- [The exercise] Below are some entries; can you quote all of them exactly?

============================================================

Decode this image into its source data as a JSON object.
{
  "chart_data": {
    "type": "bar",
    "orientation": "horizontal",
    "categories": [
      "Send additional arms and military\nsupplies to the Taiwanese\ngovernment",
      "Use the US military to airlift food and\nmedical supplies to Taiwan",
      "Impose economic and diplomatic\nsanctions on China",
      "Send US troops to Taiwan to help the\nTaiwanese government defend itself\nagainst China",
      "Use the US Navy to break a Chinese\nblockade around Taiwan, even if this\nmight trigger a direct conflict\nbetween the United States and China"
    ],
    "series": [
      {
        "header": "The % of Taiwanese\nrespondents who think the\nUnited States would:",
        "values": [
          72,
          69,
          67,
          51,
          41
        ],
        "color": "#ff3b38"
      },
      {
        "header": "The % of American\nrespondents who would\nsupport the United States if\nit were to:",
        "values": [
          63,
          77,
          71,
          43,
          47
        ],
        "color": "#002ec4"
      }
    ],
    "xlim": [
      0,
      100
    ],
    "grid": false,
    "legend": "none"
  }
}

============================================================

- [Written reply]
Decode this image into its source data as a JSON object.
{
  "chart_data": {
    "type": "bar",
    "orientation": "horizontal",
    "categories": [
      "Send additional arms and military\nsupplies to the Taiwanese\ngovernment",
      "Use the US military to airlift food and\nmedical supplies to Taiwan",
      "Impose economic and diplomatic\nsanctions on China",
      "Send US troops to Taiwan to help the\nTaiwanese government defend itself\nagainst China",
      "Use the US Navy to break a Chinese\nblockade around Taiwan, even if this\nmight trigger a direct conflict\nbetween the United States and China"
    ],
    "series": [
      {
        "header": "The % of Taiwanese\nrespondents who think the\nUnited States would:",
        "values": [
          72,
          69,
          67,
          51,
          41
        ],
        "color": "#ff3b38"
      },
      {
        "header": "The % of American\nrespondents who would\nsupport the United States if\nit were to:",
        "values": [
          63,
          77,
          71,
          43,
          47
        ],
        "color": "#002ec4"
      }
    ],
    "xlim": [
      0,
      100
    ],
    "grid": false,
    "legend": "none"
  }
}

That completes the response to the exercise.